Given exercise: Reproduce the data exactly and drop any pictures it holds.

begin Rows

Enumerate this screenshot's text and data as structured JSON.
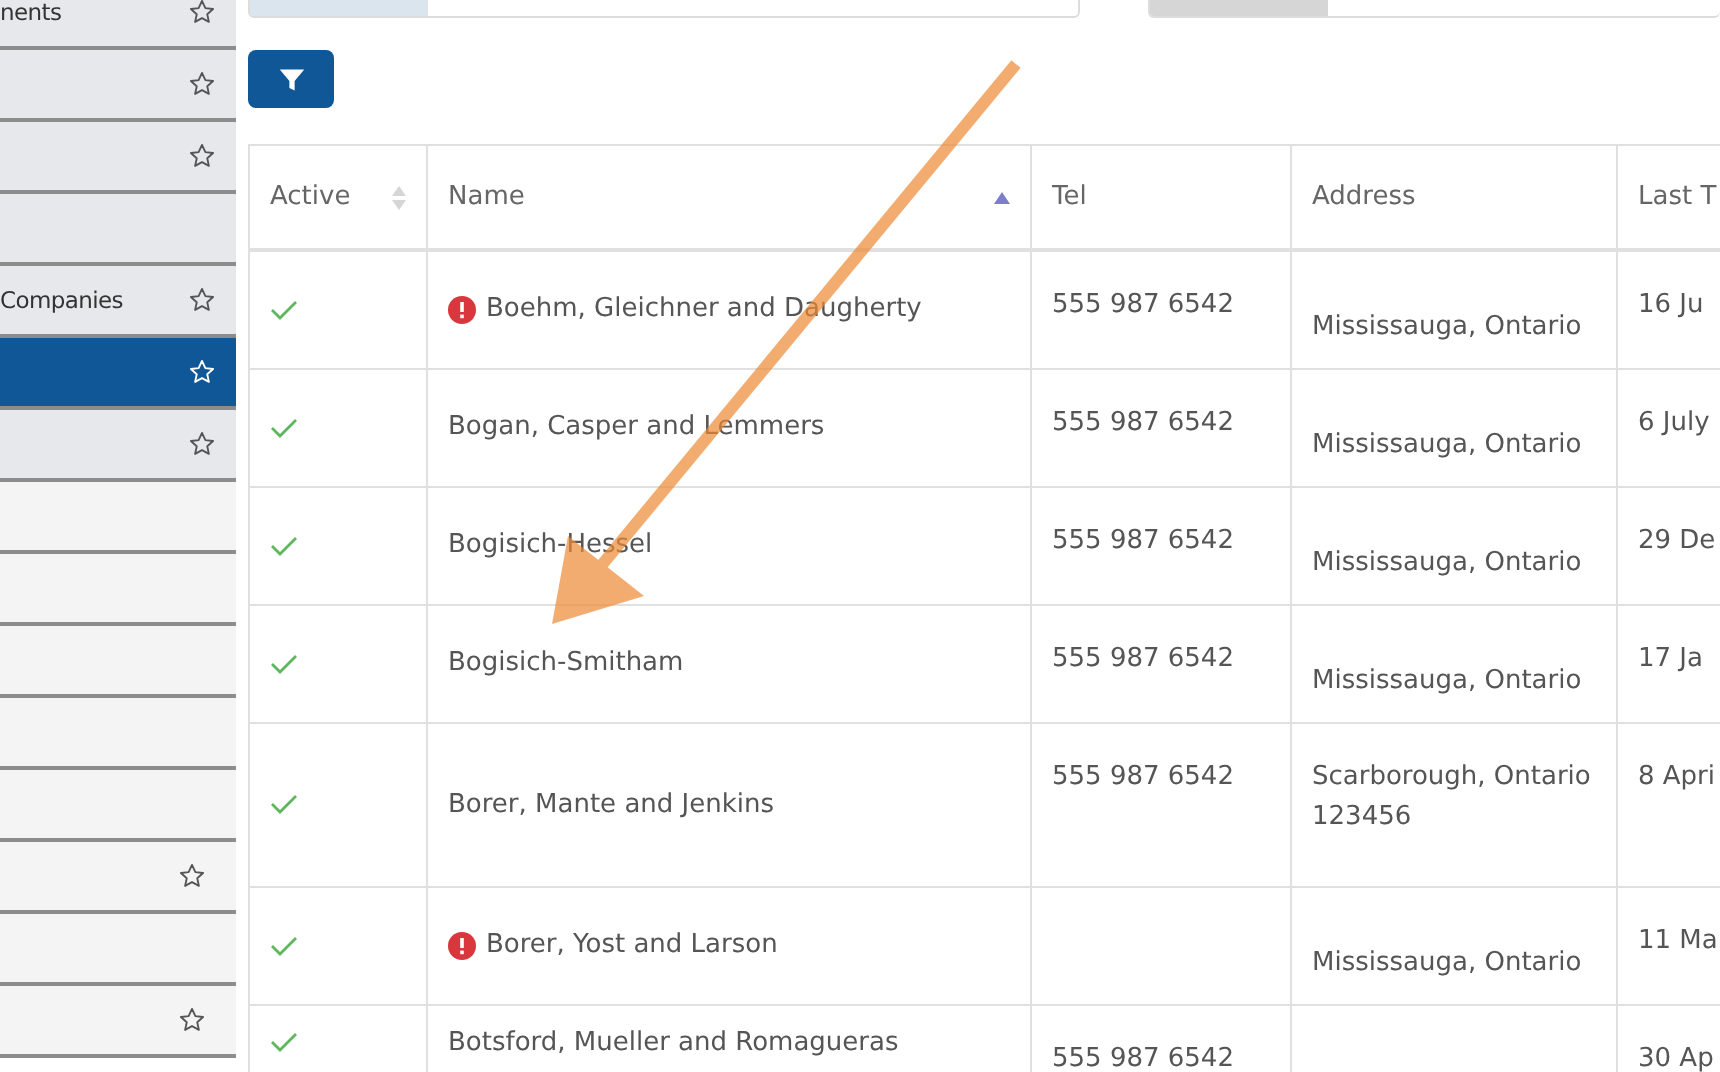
{
  "sidebar": {
    "items": [
      {
        "label": "nents",
        "kind": "main",
        "star": true,
        "selected": false
      },
      {
        "kind": "main",
        "star": true,
        "selected": false
      },
      {
        "kind": "main",
        "star": true,
        "selected": false
      },
      {
        "kind": "main",
        "star": false,
        "selected": false
      },
      {
        "label": "Companies",
        "kind": "main",
        "star": true,
        "selected": false
      },
      {
        "kind": "main",
        "star": true,
        "selected": true
      },
      {
        "kind": "main",
        "star": true,
        "selected": false
      },
      {
        "kind": "sub",
        "star": false,
        "selected": false
      },
      {
        "kind": "sub",
        "star": false,
        "selected": false
      },
      {
        "kind": "sub",
        "star": false,
        "selected": false
      },
      {
        "kind": "sub",
        "star": false,
        "selected": false
      },
      {
        "kind": "sub",
        "star": false,
        "selected": false
      },
      {
        "kind": "sub",
        "star": true,
        "selected": false
      },
      {
        "kind": "sub",
        "star": false,
        "selected": false
      },
      {
        "kind": "sub",
        "star": true,
        "selected": false
      }
    ]
  },
  "table": {
    "columns": [
      {
        "label": "Active",
        "sortable": true,
        "sorted": false
      },
      {
        "label": "Name",
        "sortable": true,
        "sorted": true
      },
      {
        "label": "Tel",
        "sortable": false
      },
      {
        "label": "Address",
        "sortable": false
      },
      {
        "label": "Last T",
        "sortable": false
      }
    ],
    "rows": [
      {
        "active": true,
        "alert": true,
        "name": "Boehm, Gleichner and Daugherty",
        "tel": "555 987 6542",
        "address": [
          "Mississauga, Ontario"
        ],
        "date": "16 Ju"
      },
      {
        "active": true,
        "alert": false,
        "name": "Bogan, Casper and Lemmers",
        "tel": "555 987 6542",
        "address": [
          "Mississauga, Ontario"
        ],
        "date": "6 July"
      },
      {
        "active": true,
        "alert": false,
        "name": "Bogisich-Hessel",
        "tel": "555 987 6542",
        "address": [
          "Mississauga, Ontario"
        ],
        "date": "29 De"
      },
      {
        "active": true,
        "alert": false,
        "name": "Bogisich-Smitham",
        "tel": "555 987 6542",
        "address": [
          "Mississauga, Ontario"
        ],
        "date": "17 Ja"
      },
      {
        "active": true,
        "alert": false,
        "name": "Borer, Mante and Jenkins",
        "tel": "555 987 6542",
        "address": [
          "Scarborough, Ontario",
          "123456"
        ],
        "date": "8 Apri"
      },
      {
        "active": true,
        "alert": true,
        "name": "Borer, Yost and Larson",
        "address": [
          "Mississauga, Ontario"
        ],
        "date": "11 Ma"
      },
      {
        "active": true,
        "alert": false,
        "name": "Botsford, Mueller and Romagueras",
        "tel": "555 987 6542",
        "address": [],
        "date": "30 Ap"
      }
    ]
  }
}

end Rows

Worked solution:
Enumerate this screenshot's text and data as structured JSON.
{
  "sidebar": {
    "items": [
      {
        "label": "nents",
        "kind": "main",
        "star": true,
        "selected": false
      },
      {
        "kind": "main",
        "star": true,
        "selected": false
      },
      {
        "kind": "main",
        "star": true,
        "selected": false
      },
      {
        "kind": "main",
        "star": false,
        "selected": false
      },
      {
        "label": "Companies",
        "kind": "main",
        "star": true,
        "selected": false
      },
      {
        "kind": "main",
        "star": true,
        "selected": true
      },
      {
        "kind": "main",
        "star": true,
        "selected": false
      },
      {
        "kind": "sub",
        "star": false,
        "selected": false
      },
      {
        "kind": "sub",
        "star": false,
        "selected": false
      },
      {
        "kind": "sub",
        "star": false,
        "selected": false
      },
      {
        "kind": "sub",
        "star": false,
        "selected": false
      },
      {
        "kind": "sub",
        "star": false,
        "selected": false
      },
      {
        "kind": "sub",
        "star": true,
        "selected": false
      },
      {
        "kind": "sub",
        "star": false,
        "selected": false
      },
      {
        "kind": "sub",
        "star": true,
        "selected": false
      }
    ]
  },
  "table": {
    "columns": [
      {
        "label": "Active",
        "sortable": true,
        "sorted": false
      },
      {
        "label": "Name",
        "sortable": true,
        "sorted": true
      },
      {
        "label": "Tel",
        "sortable": false
      },
      {
        "label": "Address",
        "sortable": false
      },
      {
        "label": "Last T",
        "sortable": false
      }
    ],
    "rows": [
      {
        "active": true,
        "alert": true,
        "name": "Boehm, Gleichner and Daugherty",
        "tel": "555 987 6542",
        "address": [
          "Mississauga, Ontario"
        ],
        "date": "16 Ju"
      },
      {
        "active": true,
        "alert": false,
        "name": "Bogan, Casper and Lemmers",
        "tel": "555 987 6542",
        "address": [
          "Mississauga, Ontario"
        ],
        "date": "6 July"
      },
      {
        "active": true,
        "alert": false,
        "name": "Bogisich-Hessel",
        "tel": "555 987 6542",
        "address": [
          "Mississauga, Ontario"
        ],
        "date": "29 De"
      },
      {
        "active": true,
        "alert": false,
        "name": "Bogisich-Smitham",
        "tel": "555 987 6542",
        "address": [
          "Mississauga, Ontario"
        ],
        "date": "17 Ja"
      },
      {
        "active": true,
        "alert": false,
        "name": "Borer, Mante and Jenkins",
        "tel": "555 987 6542",
        "address": [
          "Scarborough, Ontario",
          "123456"
        ],
        "date": "8 Apri"
      },
      {
        "active": true,
        "alert": true,
        "name": "Borer, Yost and Larson",
        "address": [
          "Mississauga, Ontario"
        ],
        "date": "11 Ma"
      },
      {
        "active": true,
        "alert": false,
        "name": "Botsford, Mueller and Romagueras",
        "tel": "555 987 6542",
        "address": [],
        "date": "30 Ap"
      }
    ]
  }
}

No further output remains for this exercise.